REQUIRED WORK: Each entry that follows must be output without any deviation.

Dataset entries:
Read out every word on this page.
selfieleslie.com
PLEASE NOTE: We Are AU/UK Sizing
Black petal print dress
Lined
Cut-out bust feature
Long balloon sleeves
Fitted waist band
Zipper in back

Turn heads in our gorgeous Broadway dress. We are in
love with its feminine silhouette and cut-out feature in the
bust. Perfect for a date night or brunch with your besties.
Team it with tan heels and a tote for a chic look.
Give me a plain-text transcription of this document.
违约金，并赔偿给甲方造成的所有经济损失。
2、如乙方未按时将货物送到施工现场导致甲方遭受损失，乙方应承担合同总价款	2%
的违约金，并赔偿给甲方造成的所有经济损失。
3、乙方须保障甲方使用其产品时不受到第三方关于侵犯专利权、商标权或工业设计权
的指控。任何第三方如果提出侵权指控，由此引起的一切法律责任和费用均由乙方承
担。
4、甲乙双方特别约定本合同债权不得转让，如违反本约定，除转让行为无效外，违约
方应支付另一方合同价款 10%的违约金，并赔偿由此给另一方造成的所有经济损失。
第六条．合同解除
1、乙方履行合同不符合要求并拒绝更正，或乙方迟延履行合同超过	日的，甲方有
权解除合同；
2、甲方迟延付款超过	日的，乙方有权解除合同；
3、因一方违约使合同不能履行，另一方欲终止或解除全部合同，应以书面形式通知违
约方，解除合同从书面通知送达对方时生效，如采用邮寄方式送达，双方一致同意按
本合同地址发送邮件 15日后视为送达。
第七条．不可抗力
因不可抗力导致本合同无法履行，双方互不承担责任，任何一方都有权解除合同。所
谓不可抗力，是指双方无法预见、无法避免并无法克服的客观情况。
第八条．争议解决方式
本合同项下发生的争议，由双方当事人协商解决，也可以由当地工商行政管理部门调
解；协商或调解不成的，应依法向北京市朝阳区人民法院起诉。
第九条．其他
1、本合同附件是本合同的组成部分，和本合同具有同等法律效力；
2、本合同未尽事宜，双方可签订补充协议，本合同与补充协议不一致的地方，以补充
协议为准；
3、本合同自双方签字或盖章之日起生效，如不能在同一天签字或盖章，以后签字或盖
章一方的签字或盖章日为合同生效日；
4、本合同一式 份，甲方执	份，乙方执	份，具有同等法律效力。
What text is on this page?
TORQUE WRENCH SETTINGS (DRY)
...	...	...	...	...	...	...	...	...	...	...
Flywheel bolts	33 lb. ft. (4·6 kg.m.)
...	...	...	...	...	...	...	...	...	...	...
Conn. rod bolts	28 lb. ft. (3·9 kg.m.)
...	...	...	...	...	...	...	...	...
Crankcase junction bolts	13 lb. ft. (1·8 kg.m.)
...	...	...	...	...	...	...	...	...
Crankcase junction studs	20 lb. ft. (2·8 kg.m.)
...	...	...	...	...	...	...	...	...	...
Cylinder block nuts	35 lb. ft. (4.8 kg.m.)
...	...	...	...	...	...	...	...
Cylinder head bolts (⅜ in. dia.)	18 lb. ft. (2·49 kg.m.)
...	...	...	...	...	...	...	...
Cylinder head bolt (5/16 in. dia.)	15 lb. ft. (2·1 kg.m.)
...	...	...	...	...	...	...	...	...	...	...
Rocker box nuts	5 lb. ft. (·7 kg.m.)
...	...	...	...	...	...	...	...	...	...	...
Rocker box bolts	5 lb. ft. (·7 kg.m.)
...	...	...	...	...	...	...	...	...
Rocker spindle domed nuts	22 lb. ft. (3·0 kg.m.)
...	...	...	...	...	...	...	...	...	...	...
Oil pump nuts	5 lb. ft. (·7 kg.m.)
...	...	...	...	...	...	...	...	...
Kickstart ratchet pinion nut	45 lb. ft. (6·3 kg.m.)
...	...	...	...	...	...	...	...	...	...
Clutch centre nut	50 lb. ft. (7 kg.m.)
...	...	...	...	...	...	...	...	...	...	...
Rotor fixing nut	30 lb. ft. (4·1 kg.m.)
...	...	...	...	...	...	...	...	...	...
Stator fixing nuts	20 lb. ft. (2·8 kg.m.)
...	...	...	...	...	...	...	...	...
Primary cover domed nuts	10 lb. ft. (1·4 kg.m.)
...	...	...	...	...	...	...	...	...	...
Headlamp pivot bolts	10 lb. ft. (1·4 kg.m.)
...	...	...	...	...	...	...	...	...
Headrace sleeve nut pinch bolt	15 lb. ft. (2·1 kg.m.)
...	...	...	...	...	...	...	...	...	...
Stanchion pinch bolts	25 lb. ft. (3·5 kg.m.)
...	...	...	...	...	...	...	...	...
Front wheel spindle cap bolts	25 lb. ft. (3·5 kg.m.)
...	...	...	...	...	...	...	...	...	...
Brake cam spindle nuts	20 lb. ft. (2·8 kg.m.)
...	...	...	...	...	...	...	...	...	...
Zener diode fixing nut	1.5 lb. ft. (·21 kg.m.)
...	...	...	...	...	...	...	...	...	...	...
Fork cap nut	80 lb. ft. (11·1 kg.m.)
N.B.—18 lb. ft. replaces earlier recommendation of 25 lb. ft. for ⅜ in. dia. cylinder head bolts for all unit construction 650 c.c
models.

THE REPLY:
Read out every word on this page.
selfieleslie.com
PLEASE NOTE: We Are AU/UK Sizing
Black petal print dress
Lined
Cut-out bust feature
Long balloon sleeves
Fitted waist band
Zipper in back

Turn heads in our gorgeous Broadway dress. We are in
love with its feminine silhouette and cut-out feature in the
bust. Perfect for a date night or brunch with your besties.
Team it with tan heels and a tote for a chic look.
Give me a plain-text transcription of this document.
违约金，并赔偿给甲方造成的所有经济损失。
2、如乙方未按时将货物送到施工现场导致甲方遭受损失，乙方应承担合同总价款	2%
的违约金，并赔偿给甲方造成的所有经济损失。
3、乙方须保障甲方使用其产品时不受到第三方关于侵犯专利权、商标权或工业设计权
的指控。任何第三方如果提出侵权指控，由此引起的一切法律责任和费用均由乙方承
担。
4、甲乙双方特别约定本合同债权不得转让，如违反本约定，除转让行为无效外，违约
方应支付另一方合同价款 10%的违约金，并赔偿由此给另一方造成的所有经济损失。
第六条．合同解除
1、乙方履行合同不符合要求并拒绝更正，或乙方迟延履行合同超过	日的，甲方有
权解除合同；
2、甲方迟延付款超过	日的，乙方有权解除合同；
3、因一方违约使合同不能履行，另一方欲终止或解除全部合同，应以书面形式通知违
约方，解除合同从书面通知送达对方时生效，如采用邮寄方式送达，双方一致同意按
本合同地址发送邮件 15日后视为送达。
第七条．不可抗力
因不可抗力导致本合同无法履行，双方互不承担责任，任何一方都有权解除合同。所
谓不可抗力，是指双方无法预见、无法避免并无法克服的客观情况。
第八条．争议解决方式
本合同项下发生的争议，由双方当事人协商解决，也可以由当地工商行政管理部门调
解；协商或调解不成的，应依法向北京市朝阳区人民法院起诉。
第九条．其他
1、本合同附件是本合同的组成部分，和本合同具有同等法律效力；
2、本合同未尽事宜，双方可签订补充协议，本合同与补充协议不一致的地方，以补充
协议为准；
3、本合同自双方签字或盖章之日起生效，如不能在同一天签字或盖章，以后签字或盖
章一方的签字或盖章日为合同生效日；
4、本合同一式 份，甲方执	份，乙方执	份，具有同等法律效力。
What text is on this page?
TORQUE WRENCH SETTINGS (DRY)
...	...	...	...	...	...	...	...	...	...	...
Flywheel bolts	33 lb. ft. (4·6 kg.m.)
...	...	...	...	...	...	...	...	...	...	...
Conn. rod bolts	28 lb. ft. (3·9 kg.m.)
...	...	...	...	...	...	...	...	...
Crankcase junction bolts	13 lb. ft. (1·8 kg.m.)
...	...	...	...	...	...	...	...	...
Crankcase junction studs	20 lb. ft. (2·8 kg.m.)
...	...	...	...	...	...	...	...	...	...
Cylinder block nuts	35 lb. ft. (4.8 kg.m.)
...	...	...	...	...	...	...	...
Cylinder head bolts (⅜ in. dia.)	18 lb. ft. (2·49 kg.m.)
...	...	...	...	...	...	...	...
Cylinder head bolt (5/16 in. dia.)	15 lb. ft. (2·1 kg.m.)
...	...	...	...	...	...	...	...	...	...	...
Rocker box nuts	5 lb. ft. (·7 kg.m.)
...	...	...	...	...	...	...	...	...	...	...
Rocker box bolts	5 lb. ft. (·7 kg.m.)
...	...	...	...	...	...	...	...	...
Rocker spindle domed nuts	22 lb. ft. (3·0 kg.m.)
...	...	...	...	...	...	...	...	...	...	...
Oil pump nuts	5 lb. ft. (·7 kg.m.)
...	...	...	...	...	...	...	...	...
Kickstart ratchet pinion nut	45 lb. ft. (6·3 kg.m.)
...	...	...	...	...	...	...	...	...	...
Clutch centre nut	50 lb. ft. (7 kg.m.)
...	...	...	...	...	...	...	...	...	...	...
Rotor fixing nut	30 lb. ft. (4·1 kg.m.)
...	...	...	...	...	...	...	...	...	...
Stator fixing nuts	20 lb. ft. (2·8 kg.m.)
...	...	...	...	...	...	...	...	...
Primary cover domed nuts	10 lb. ft. (1·4 kg.m.)
...	...	...	...	...	...	...	...	...	...
Headlamp pivot bolts	10 lb. ft. (1·4 kg.m.)
...	...	...	...	...	...	...	...	...
Headrace sleeve nut pinch bolt	15 lb. ft. (2·1 kg.m.)
...	...	...	...	...	...	...	...	...	...
Stanchion pinch bolts	25 lb. ft. (3·5 kg.m.)
...	...	...	...	...	...	...	...	...
Front wheel spindle cap bolts	25 lb. ft. (3·5 kg.m.)
...	...	...	...	...	...	...	...	...	...
Brake cam spindle nuts	20 lb. ft. (2·8 kg.m.)
...	...	...	...	...	...	...	...	...	...
Zener diode fixing nut	1.5 lb. ft. (·21 kg.m.)
...	...	...	...	...	...	...	...	...	...	...
Fork cap nut	80 lb. ft. (11·1 kg.m.)
N.B.—18 lb. ft. replaces earlier recommendation of 25 lb. ft. for ⅜ in. dia. cylinder head bolts for all unit construction 650 c.c
models.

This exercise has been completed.